Extracted data entries
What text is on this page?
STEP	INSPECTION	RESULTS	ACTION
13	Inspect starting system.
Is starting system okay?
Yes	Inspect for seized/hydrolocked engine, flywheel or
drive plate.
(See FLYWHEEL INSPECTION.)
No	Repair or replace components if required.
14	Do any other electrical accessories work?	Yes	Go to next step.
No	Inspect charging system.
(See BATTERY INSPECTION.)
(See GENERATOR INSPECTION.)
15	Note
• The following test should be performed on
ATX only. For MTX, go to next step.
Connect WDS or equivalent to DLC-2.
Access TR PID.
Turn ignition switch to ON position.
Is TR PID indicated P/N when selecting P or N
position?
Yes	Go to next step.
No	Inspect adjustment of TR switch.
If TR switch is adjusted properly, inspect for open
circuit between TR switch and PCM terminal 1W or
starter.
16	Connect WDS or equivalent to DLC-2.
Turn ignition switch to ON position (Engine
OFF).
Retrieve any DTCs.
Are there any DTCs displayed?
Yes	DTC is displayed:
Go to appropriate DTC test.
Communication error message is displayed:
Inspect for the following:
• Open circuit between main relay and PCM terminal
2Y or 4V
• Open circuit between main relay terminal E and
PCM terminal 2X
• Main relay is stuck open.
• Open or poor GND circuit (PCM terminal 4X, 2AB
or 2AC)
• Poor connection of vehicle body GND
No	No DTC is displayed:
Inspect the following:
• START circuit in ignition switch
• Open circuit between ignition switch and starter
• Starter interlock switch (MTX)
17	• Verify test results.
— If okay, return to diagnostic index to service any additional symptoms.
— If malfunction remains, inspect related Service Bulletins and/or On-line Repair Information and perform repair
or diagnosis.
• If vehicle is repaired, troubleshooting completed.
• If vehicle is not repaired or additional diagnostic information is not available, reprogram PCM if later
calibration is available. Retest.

What you need to do
Determine how many lines of the listing above hold the word "displayed". Report that number without anything else.

Full response
4